TASK DATA:
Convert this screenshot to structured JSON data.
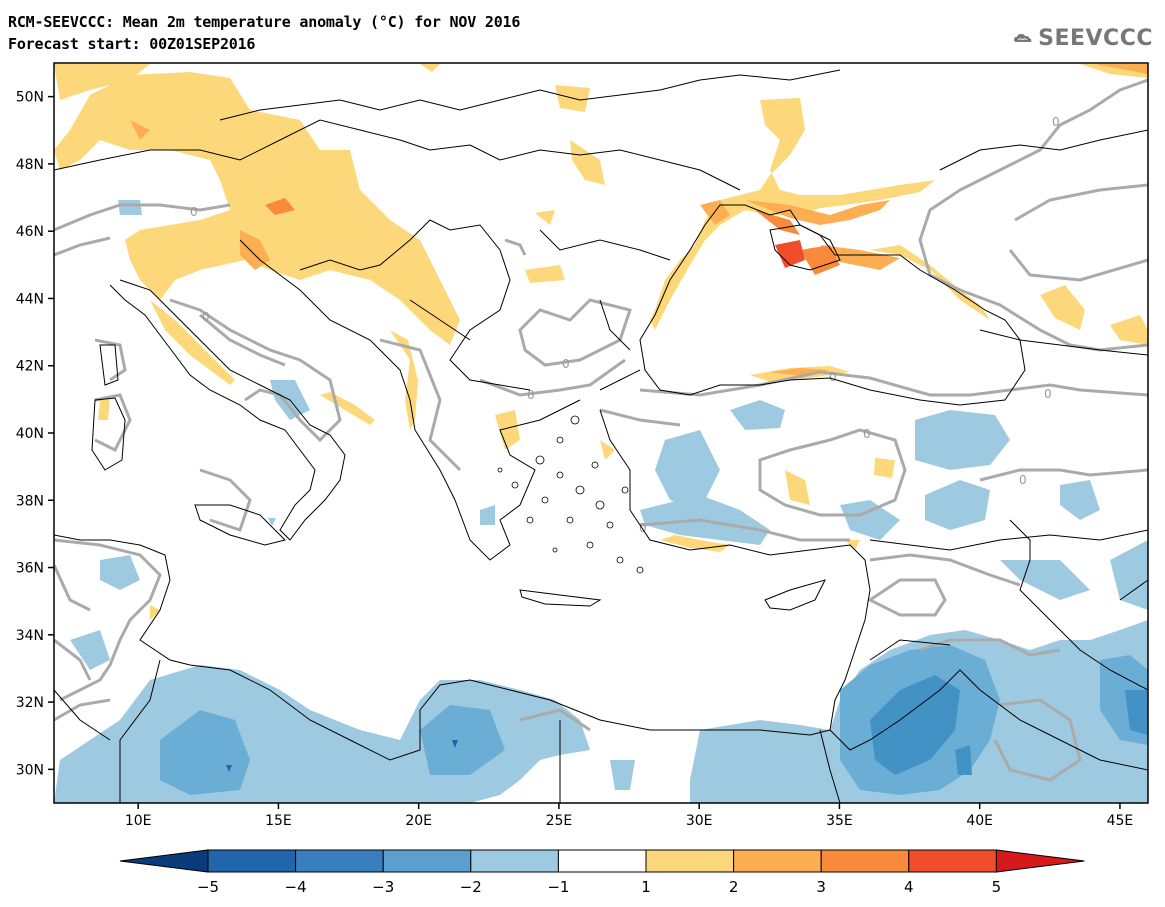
{
  "header": {
    "title_line1": "RCM-SEEVCCC: Mean 2m temperature anomaly (°C) for NOV 2016",
    "title_line2": "Forecast start: 00Z01SEP2016",
    "logo_text": "SEEVCCC"
  },
  "map": {
    "variable": "Mean 2m temperature anomaly (°C)",
    "lon_labels": [
      "10E",
      "15E",
      "20E",
      "25E",
      "30E",
      "35E",
      "40E",
      "45E"
    ],
    "lat_labels": [
      "50N",
      "48N",
      "46N",
      "44N",
      "42N",
      "40N",
      "38N",
      "36N",
      "34N",
      "32N",
      "30N"
    ],
    "lon_range": [
      7,
      46
    ],
    "lat_range": [
      29,
      51
    ],
    "contour_label": "0",
    "colors": {
      "warm_1_2": "#fdd87a",
      "warm_2_3": "#fdae53",
      "warm_3_4": "#f98a3b",
      "warm_4_5": "#f04e2a",
      "cool_m2_m1": "#9ecae1",
      "cool_m3_m2": "#6aaed6",
      "cool_m4_m3": "#4292c6",
      "zero_contour": "#aaaaaa"
    }
  },
  "colorbar": {
    "ticks": [
      "−5",
      "−4",
      "−3",
      "−2",
      "−1",
      "1",
      "2",
      "3",
      "4",
      "5"
    ],
    "colors": [
      "#2166ac",
      "#3a7fbd",
      "#5a9fd0",
      "#9ecae1",
      "#ffffff",
      "#fdd87a",
      "#fdae53",
      "#f98a3b",
      "#f04e2a"
    ],
    "end_low": "#0a3b7a",
    "end_high": "#d7191c"
  }
}
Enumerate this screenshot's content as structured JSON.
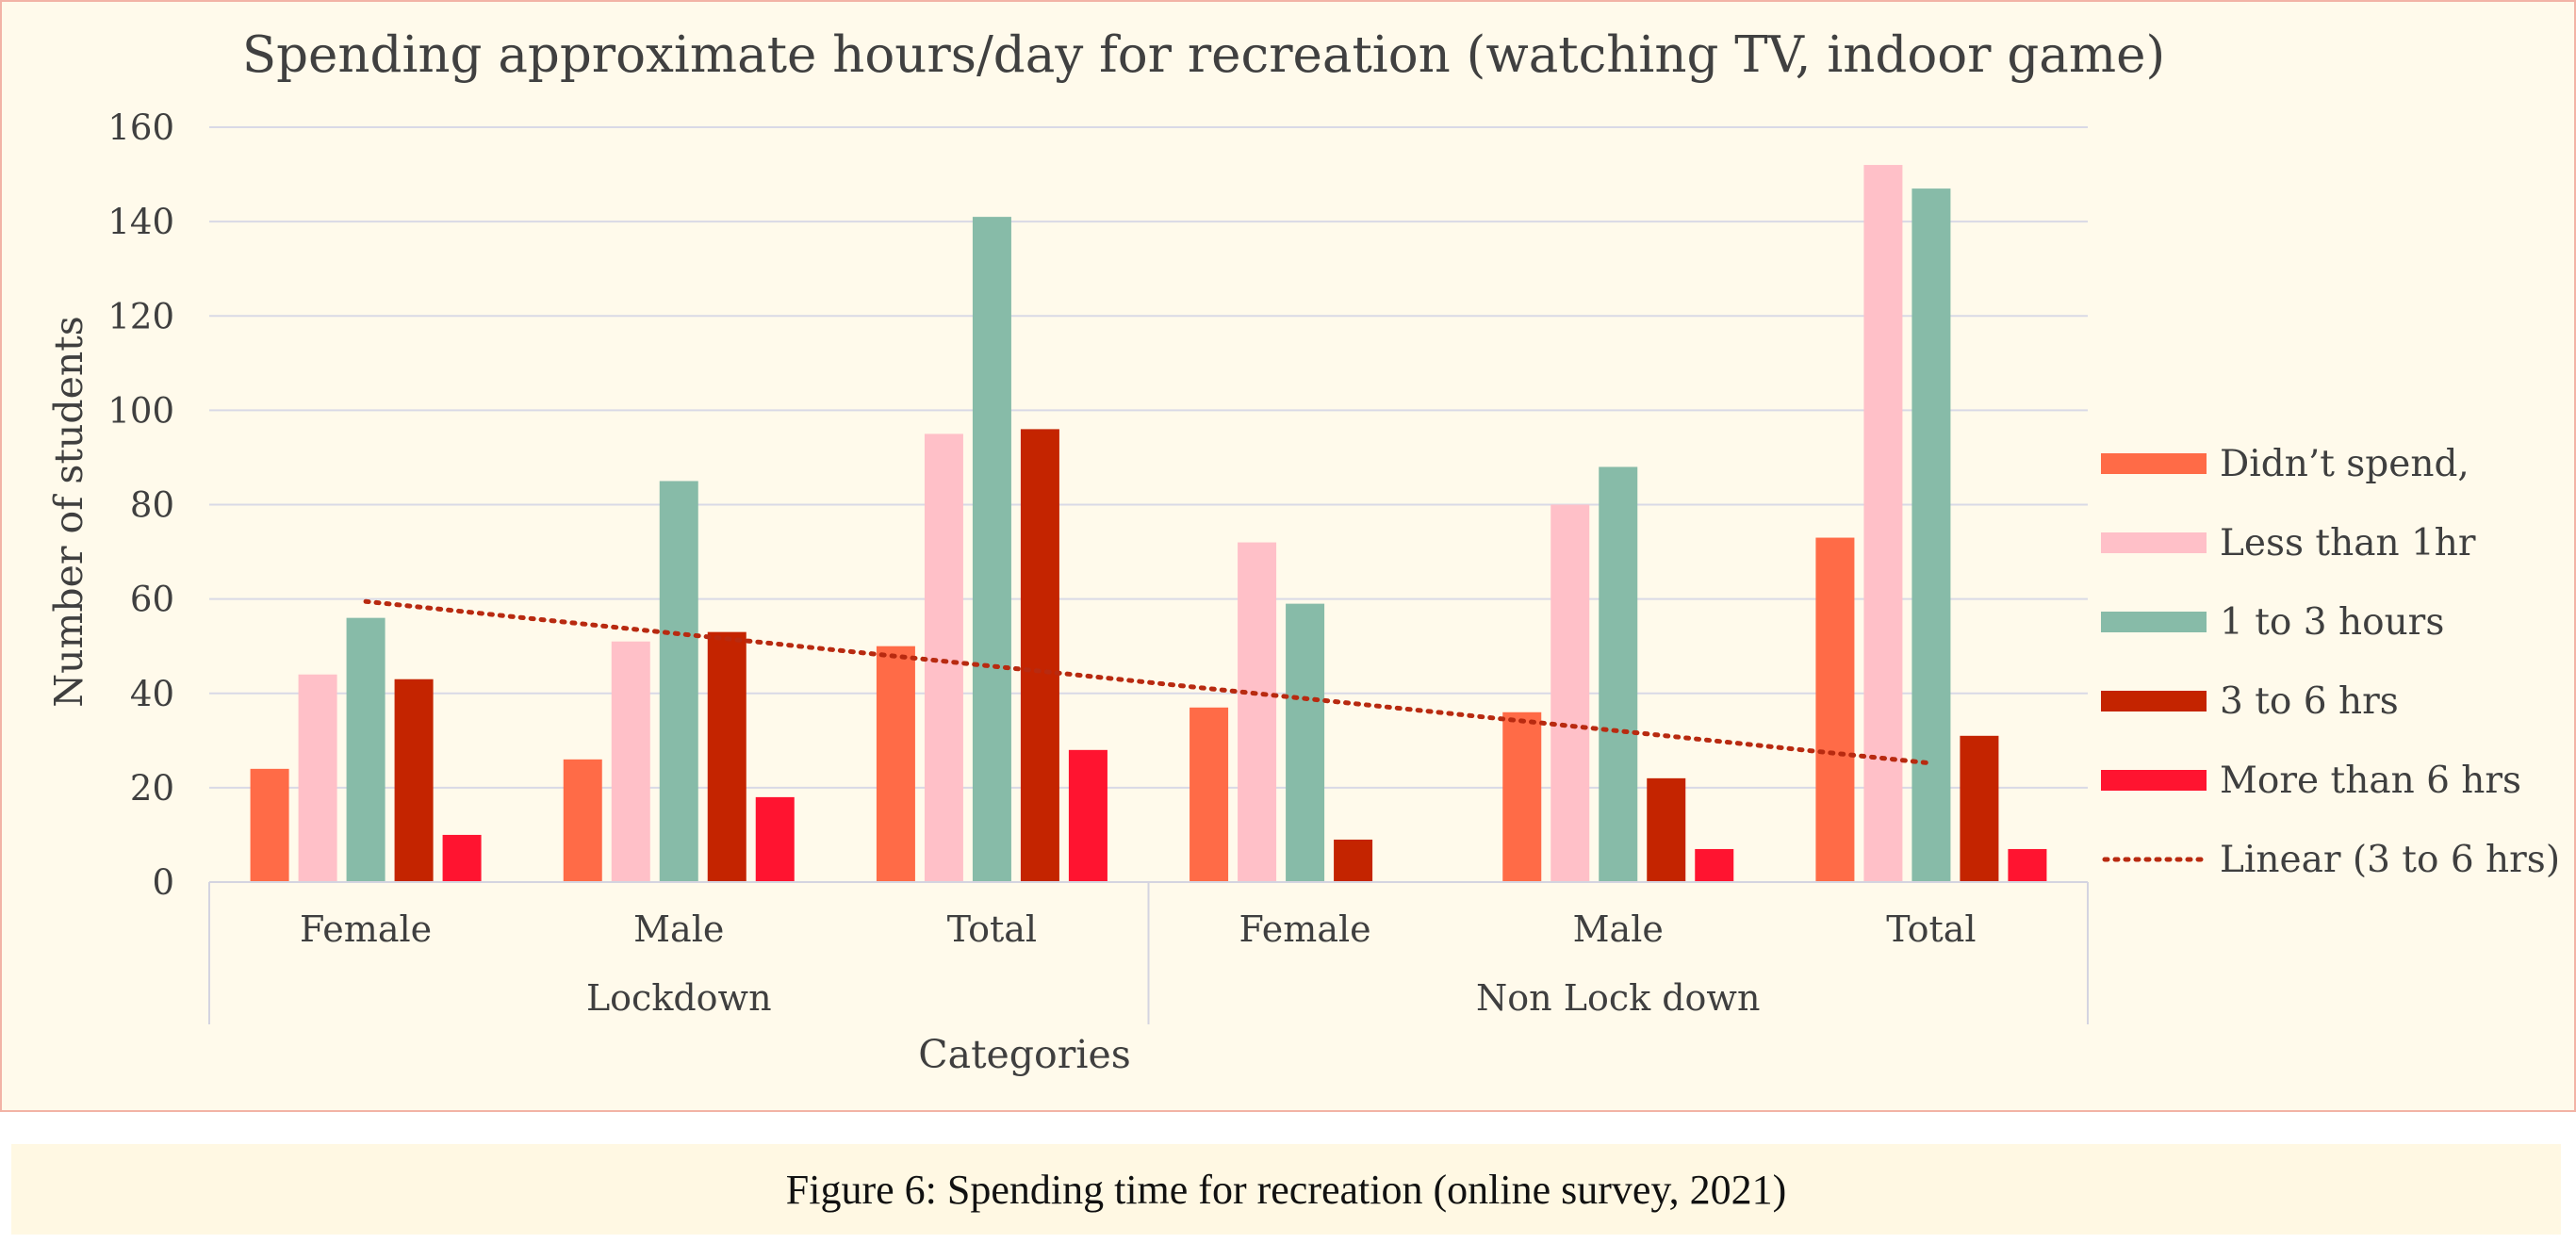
{
  "chart_data": {
    "type": "bar",
    "title": "Spending approximate hours/day for recreation (watching TV, indoor game)",
    "xlabel": "Categories",
    "ylabel": "Number of students",
    "ylim": [
      0,
      160
    ],
    "yticks": [
      0,
      20,
      40,
      60,
      80,
      100,
      120,
      140,
      160
    ],
    "groups": [
      {
        "label": "Lockdown",
        "categories": [
          "Female",
          "Male",
          "Total"
        ]
      },
      {
        "label": "Non Lock down",
        "categories": [
          "Female",
          "Male",
          "Total"
        ]
      }
    ],
    "categories": [
      "Female",
      "Male",
      "Total",
      "Female",
      "Male",
      "Total"
    ],
    "series": [
      {
        "name": "Didn’t spend,",
        "color": "#ff6b47",
        "values": [
          24,
          26,
          50,
          37,
          36,
          73
        ]
      },
      {
        "name": "Less than 1hr",
        "color": "#ffc0c8",
        "values": [
          44,
          51,
          95,
          72,
          80,
          152
        ]
      },
      {
        "name": "1 to 3 hours",
        "color": "#87bba8",
        "values": [
          56,
          85,
          141,
          59,
          88,
          147
        ]
      },
      {
        "name": "3 to 6 hrs",
        "color": "#c42400",
        "values": [
          43,
          53,
          96,
          9,
          22,
          31
        ]
      },
      {
        "name": "More than 6 hrs",
        "color": "#ff1430",
        "values": [
          10,
          18,
          28,
          0,
          7,
          7
        ]
      }
    ],
    "trendline": {
      "name": "Linear (3 to 6 hrs)",
      "series": "3 to 6 hrs",
      "type": "linear",
      "style": "dotted",
      "color": "#b82a10"
    },
    "grid": true,
    "legend_position": "right"
  },
  "caption": "Figure 6: Spending time for recreation (online survey, 2021)"
}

EXERCISE GOAL:
From the listing above, print every entry precisely and drop the pictures.

OUTPUT FOR THIS EXERCISE:
Convert this screenshot to structured JSON data.
{
  "header": {
    "title_line1": "RCM-SEEVCCC: Mean 2m temperature anomaly (°C) for NOV 2016",
    "title_line2": "Forecast start: 00Z01SEP2016",
    "logo_text": "SEEVCCC"
  },
  "map": {
    "variable": "Mean 2m temperature anomaly (°C)",
    "lon_labels": [
      "10E",
      "15E",
      "20E",
      "25E",
      "30E",
      "35E",
      "40E",
      "45E"
    ],
    "lat_labels": [
      "50N",
      "48N",
      "46N",
      "44N",
      "42N",
      "40N",
      "38N",
      "36N",
      "34N",
      "32N",
      "30N"
    ],
    "lon_range": [
      7,
      46
    ],
    "lat_range": [
      29,
      51
    ],
    "contour_label": "0",
    "colors": {
      "warm_1_2": "#fdd87a",
      "warm_2_3": "#fdae53",
      "warm_3_4": "#f98a3b",
      "warm_4_5": "#f04e2a",
      "cool_m2_m1": "#9ecae1",
      "cool_m3_m2": "#6aaed6",
      "cool_m4_m3": "#4292c6",
      "zero_contour": "#aaaaaa"
    }
  },
  "colorbar": {
    "ticks": [
      "−5",
      "−4",
      "−3",
      "−2",
      "−1",
      "1",
      "2",
      "3",
      "4",
      "5"
    ],
    "colors": [
      "#2166ac",
      "#3a7fbd",
      "#5a9fd0",
      "#9ecae1",
      "#ffffff",
      "#fdd87a",
      "#fdae53",
      "#f98a3b",
      "#f04e2a"
    ],
    "end_low": "#0a3b7a",
    "end_high": "#d7191c"
  }
}
Enumerate this screenshot's content as structured JSON.
{
  "chart_data": {
    "type": "bar",
    "title": "Spending approximate hours/day for recreation (watching TV, indoor game)",
    "xlabel": "Categories",
    "ylabel": "Number of students",
    "ylim": [
      0,
      160
    ],
    "yticks": [
      0,
      20,
      40,
      60,
      80,
      100,
      120,
      140,
      160
    ],
    "groups": [
      {
        "label": "Lockdown",
        "categories": [
          "Female",
          "Male",
          "Total"
        ]
      },
      {
        "label": "Non Lock down",
        "categories": [
          "Female",
          "Male",
          "Total"
        ]
      }
    ],
    "categories": [
      "Female",
      "Male",
      "Total",
      "Female",
      "Male",
      "Total"
    ],
    "series": [
      {
        "name": "Didn’t spend,",
        "color": "#ff6b47",
        "values": [
          24,
          26,
          50,
          37,
          36,
          73
        ]
      },
      {
        "name": "Less than 1hr",
        "color": "#ffc0c8",
        "values": [
          44,
          51,
          95,
          72,
          80,
          152
        ]
      },
      {
        "name": "1 to 3 hours",
        "color": "#87bba8",
        "values": [
          56,
          85,
          141,
          59,
          88,
          147
        ]
      },
      {
        "name": "3 to 6 hrs",
        "color": "#c42400",
        "values": [
          43,
          53,
          96,
          9,
          22,
          31
        ]
      },
      {
        "name": "More than 6 hrs",
        "color": "#ff1430",
        "values": [
          10,
          18,
          28,
          0,
          7,
          7
        ]
      }
    ],
    "trendline": {
      "name": "Linear (3 to 6 hrs)",
      "series": "3 to 6 hrs",
      "type": "linear",
      "style": "dotted",
      "color": "#b82a10"
    },
    "grid": true,
    "legend_position": "right"
  },
  "caption": "Figure 6: Spending time for recreation (online survey, 2021)"
}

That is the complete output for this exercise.